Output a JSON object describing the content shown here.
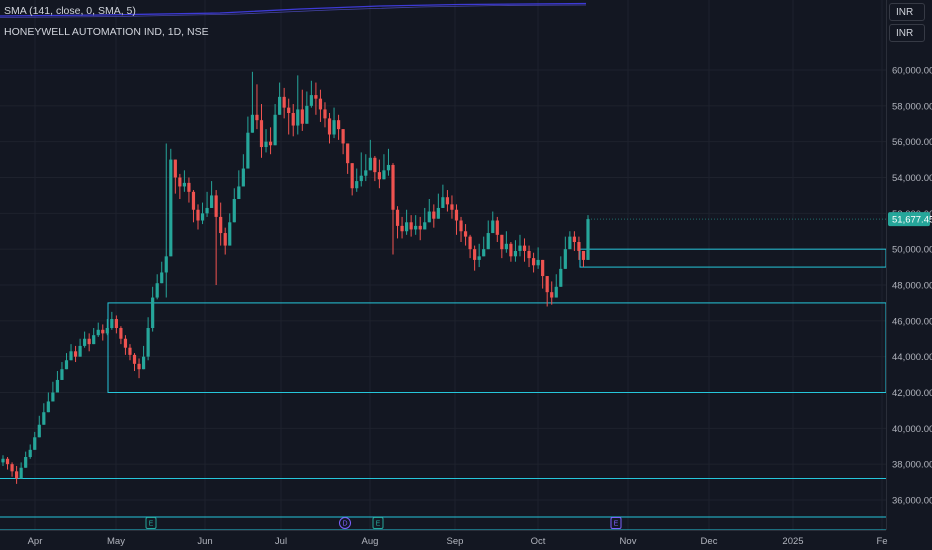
{
  "header": {
    "indicator_label": "SMA (141, close, 0, SMA, 5)",
    "symbol_title": "HONEYWELL AUTOMATION IND, 1D, NSE",
    "currency_top": "INR",
    "currency_bottom": "INR"
  },
  "chart_data": {
    "type": "candlestick",
    "x_labels": [
      "Apr",
      "May",
      "Jun",
      "Jul",
      "Aug",
      "Sep",
      "Oct",
      "Nov",
      "Dec",
      "2025",
      "Fe"
    ],
    "y_ticks": [
      "36,000.00",
      "38,000.00",
      "40,000.00",
      "42,000.00",
      "44,000.00",
      "46,000.00",
      "48,000.00",
      "50,000.00",
      "52,000.00",
      "54,000.00",
      "56,000.00",
      "58,000.00",
      "60,000.00"
    ],
    "ylim": [
      34000,
      61800
    ],
    "last_price": "51,677.45",
    "last_price_value": 51677.45,
    "events": [
      "E",
      "D",
      "E",
      "E"
    ],
    "horizontal_levels": [
      37200,
      42000,
      47000,
      49000,
      50000
    ],
    "colors": {
      "background": "#131722",
      "up": "#26a69a",
      "down": "#ef5350",
      "levels": "#26c6da",
      "sma": "#3d3ad6",
      "price_tag": "#26a69a"
    },
    "closes": [
      38300,
      38000,
      37600,
      37200,
      37800,
      38400,
      38800,
      39500,
      40200,
      40900,
      41500,
      42000,
      42700,
      43300,
      43800,
      44300,
      44000,
      44600,
      45000,
      44700,
      45200,
      45500,
      45300,
      45600,
      46100,
      45600,
      45000,
      44500,
      44100,
      43600,
      43300,
      44000,
      45600,
      47300,
      48100,
      48700,
      49600,
      55000,
      54000,
      53500,
      53700,
      53200,
      52200,
      51600,
      52000,
      52300,
      53000,
      51800,
      50900,
      50200,
      51500,
      52800,
      53500,
      54500,
      56500,
      57500,
      57200,
      55700,
      56000,
      55800,
      57500,
      58500,
      57900,
      57600,
      56900,
      57800,
      57000,
      58000,
      58600,
      58400,
      57800,
      57300,
      56400,
      57200,
      56700,
      55900,
      54800,
      53400,
      53800,
      54100,
      54400,
      55100,
      54300,
      53900,
      54400,
      54700,
      52200,
      51300,
      51000,
      51500,
      51100,
      51300,
      51100,
      51500,
      52100,
      51700,
      52300,
      52900,
      52500,
      52200,
      51600,
      51000,
      50700,
      50000,
      49400,
      49600,
      50000,
      50900,
      51600,
      50800,
      50000,
      50300,
      49600,
      49900,
      50200,
      49900,
      49500,
      49100,
      49400,
      48500,
      47600,
      47300,
      47900,
      48900,
      50000,
      50700,
      50400,
      49900,
      49400,
      51677.45
    ],
    "ranges": [
      [
        38500,
        37900
      ],
      [
        38400,
        37700
      ],
      [
        38100,
        37300
      ],
      [
        37900,
        36900
      ],
      [
        38100,
        37400
      ],
      [
        38700,
        37900
      ],
      [
        39100,
        38300
      ],
      [
        39800,
        38900
      ],
      [
        40700,
        39700
      ],
      [
        41400,
        40400
      ],
      [
        42000,
        41100
      ],
      [
        42600,
        41500
      ],
      [
        43200,
        42100
      ],
      [
        43700,
        42800
      ],
      [
        44200,
        43300
      ],
      [
        44700,
        43900
      ],
      [
        44600,
        43700
      ],
      [
        45000,
        44200
      ],
      [
        45400,
        44500
      ],
      [
        45300,
        44300
      ],
      [
        45600,
        44800
      ],
      [
        45900,
        45100
      ],
      [
        45800,
        44900
      ],
      [
        46100,
        45200
      ],
      [
        46500,
        45500
      ],
      [
        46300,
        45300
      ],
      [
        45700,
        44700
      ],
      [
        45200,
        44100
      ],
      [
        44700,
        43800
      ],
      [
        44200,
        43200
      ],
      [
        43900,
        42800
      ],
      [
        44600,
        43300
      ],
      [
        46200,
        43800
      ],
      [
        47900,
        45400
      ],
      [
        48600,
        47200
      ],
      [
        49300,
        48200
      ],
      [
        55900,
        47300
      ],
      [
        55600,
        53600
      ],
      [
        54700,
        53100
      ],
      [
        54200,
        52800
      ],
      [
        54400,
        53200
      ],
      [
        54000,
        52600
      ],
      [
        53300,
        51500
      ],
      [
        52500,
        51100
      ],
      [
        52600,
        51400
      ],
      [
        53200,
        51800
      ],
      [
        53800,
        52500
      ],
      [
        53300,
        48000
      ],
      [
        52600,
        50200
      ],
      [
        51200,
        49700
      ],
      [
        52000,
        50600
      ],
      [
        53400,
        51900
      ],
      [
        54400,
        52800
      ],
      [
        55300,
        53800
      ],
      [
        57400,
        54900
      ],
      [
        59900,
        56800
      ],
      [
        59200,
        56700
      ],
      [
        58100,
        55100
      ],
      [
        56700,
        55400
      ],
      [
        56800,
        55300
      ],
      [
        58100,
        56400
      ],
      [
        59300,
        57500
      ],
      [
        59000,
        57300
      ],
      [
        58400,
        56400
      ],
      [
        58100,
        56300
      ],
      [
        59700,
        56400
      ],
      [
        58900,
        56600
      ],
      [
        58800,
        57100
      ],
      [
        59400,
        57900
      ],
      [
        59300,
        57500
      ],
      [
        58900,
        57100
      ],
      [
        58200,
        56800
      ],
      [
        57600,
        55900
      ],
      [
        57900,
        56200
      ],
      [
        57500,
        56100
      ],
      [
        56600,
        55300
      ],
      [
        55800,
        54200
      ],
      [
        54600,
        53000
      ],
      [
        54500,
        53200
      ],
      [
        55400,
        53500
      ],
      [
        55300,
        53800
      ],
      [
        56100,
        54500
      ],
      [
        55200,
        53800
      ],
      [
        55000,
        53400
      ],
      [
        55300,
        53900
      ],
      [
        55600,
        54100
      ],
      [
        54800,
        49700
      ],
      [
        52400,
        50600
      ],
      [
        51800,
        50600
      ],
      [
        52200,
        50800
      ],
      [
        51900,
        50700
      ],
      [
        51900,
        50800
      ],
      [
        51800,
        50500
      ],
      [
        52300,
        51100
      ],
      [
        52800,
        51500
      ],
      [
        52500,
        51200
      ],
      [
        53100,
        51700
      ],
      [
        53600,
        52300
      ],
      [
        53300,
        52100
      ],
      [
        53000,
        51700
      ],
      [
        52500,
        50800
      ],
      [
        51800,
        50400
      ],
      [
        51400,
        50200
      ],
      [
        50800,
        49500
      ],
      [
        50200,
        48800
      ],
      [
        50300,
        49000
      ],
      [
        50700,
        49600
      ],
      [
        51600,
        50300
      ],
      [
        52100,
        51100
      ],
      [
        51800,
        50400
      ],
      [
        50800,
        49500
      ],
      [
        51000,
        49800
      ],
      [
        50400,
        49300
      ],
      [
        50500,
        49300
      ],
      [
        50800,
        49600
      ],
      [
        50600,
        49300
      ],
      [
        50200,
        49000
      ],
      [
        49800,
        48700
      ],
      [
        50100,
        48900
      ],
      [
        49300,
        47800
      ],
      [
        48400,
        46800
      ],
      [
        48200,
        46900
      ],
      [
        48600,
        47300
      ],
      [
        49600,
        48400
      ],
      [
        50700,
        49500
      ],
      [
        51000,
        50000
      ],
      [
        51000,
        49900
      ],
      [
        50700,
        49400
      ],
      [
        49900,
        49000
      ],
      [
        51900,
        49400
      ]
    ]
  }
}
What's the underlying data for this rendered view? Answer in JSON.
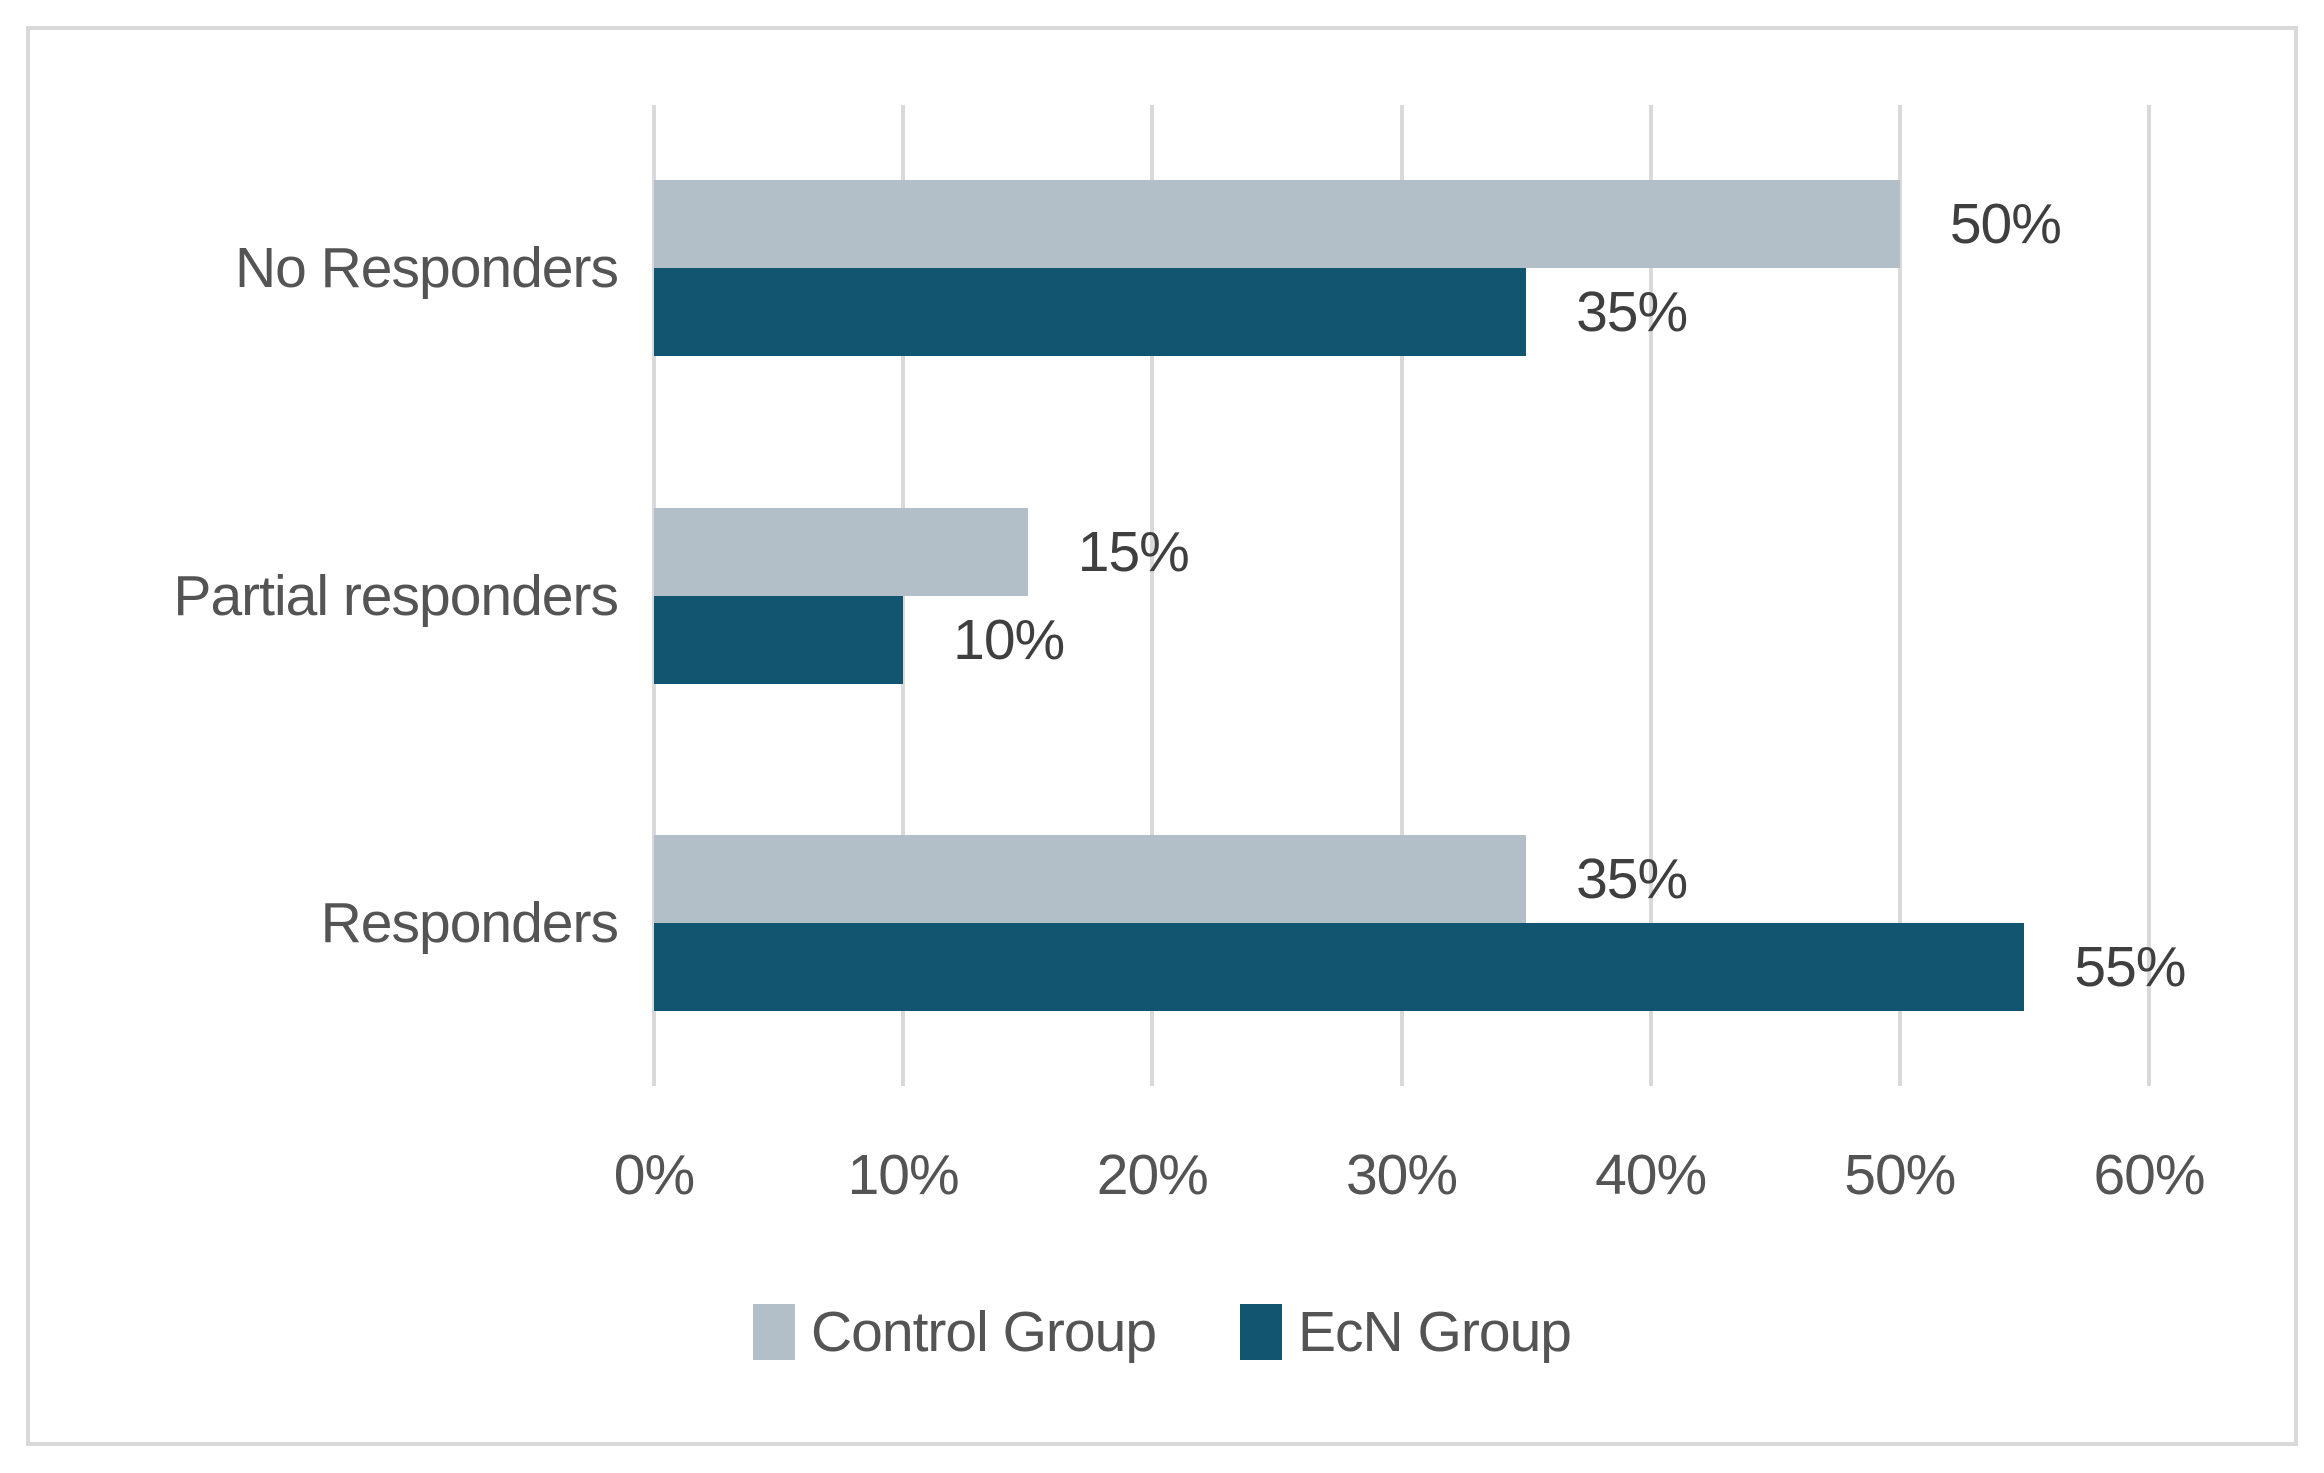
{
  "colors": {
    "background": "#FFFFFF",
    "frame_border": "#D9D9D9",
    "gridline": "#D9D9D9",
    "axis_text": "#545454",
    "value_label_text": "#3F3F3F",
    "control_group_fill": "#B2BEC8",
    "ecn_group_fill": "#115570"
  },
  "chart_data": {
    "type": "bar",
    "orientation": "horizontal",
    "title": "",
    "xlabel": "",
    "ylabel": "",
    "xlim": [
      0,
      60
    ],
    "grid": true,
    "legend_position": "bottom",
    "categories": [
      "No Responders",
      "Partial responders",
      "Responders"
    ],
    "series": [
      {
        "name": "Control Group",
        "color": "#B2BEC8",
        "values": [
          50,
          15,
          35
        ],
        "value_labels": [
          "50%",
          "15%",
          "35%"
        ]
      },
      {
        "name": "EcN Group",
        "color": "#115570",
        "values": [
          35,
          10,
          55
        ],
        "value_labels": [
          "35%",
          "10%",
          "55%"
        ]
      }
    ],
    "x_ticks": [
      {
        "value": 0,
        "label": "0%"
      },
      {
        "value": 10,
        "label": "10%"
      },
      {
        "value": 20,
        "label": "20%"
      },
      {
        "value": 30,
        "label": "30%"
      },
      {
        "value": 40,
        "label": "40%"
      },
      {
        "value": 50,
        "label": "50%"
      },
      {
        "value": 60,
        "label": "60%"
      }
    ]
  }
}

################

Objective
Repeat the lines of the records verbatim, starting at the line containing "What's the underlying" and stopping after the final line. Images stay out.

Reply to the task
What's the underlying data for this rendered view? Answer in JSON.
{
  "colors": {
    "background": "#FFFFFF",
    "frame_border": "#D9D9D9",
    "gridline": "#D9D9D9",
    "axis_text": "#545454",
    "value_label_text": "#3F3F3F",
    "control_group_fill": "#B2BEC8",
    "ecn_group_fill": "#115570"
  },
  "chart_data": {
    "type": "bar",
    "orientation": "horizontal",
    "title": "",
    "xlabel": "",
    "ylabel": "",
    "xlim": [
      0,
      60
    ],
    "grid": true,
    "legend_position": "bottom",
    "categories": [
      "No Responders",
      "Partial responders",
      "Responders"
    ],
    "series": [
      {
        "name": "Control Group",
        "color": "#B2BEC8",
        "values": [
          50,
          15,
          35
        ],
        "value_labels": [
          "50%",
          "15%",
          "35%"
        ]
      },
      {
        "name": "EcN Group",
        "color": "#115570",
        "values": [
          35,
          10,
          55
        ],
        "value_labels": [
          "35%",
          "10%",
          "55%"
        ]
      }
    ],
    "x_ticks": [
      {
        "value": 0,
        "label": "0%"
      },
      {
        "value": 10,
        "label": "10%"
      },
      {
        "value": 20,
        "label": "20%"
      },
      {
        "value": 30,
        "label": "30%"
      },
      {
        "value": 40,
        "label": "40%"
      },
      {
        "value": 50,
        "label": "50%"
      },
      {
        "value": 60,
        "label": "60%"
      }
    ]
  }
}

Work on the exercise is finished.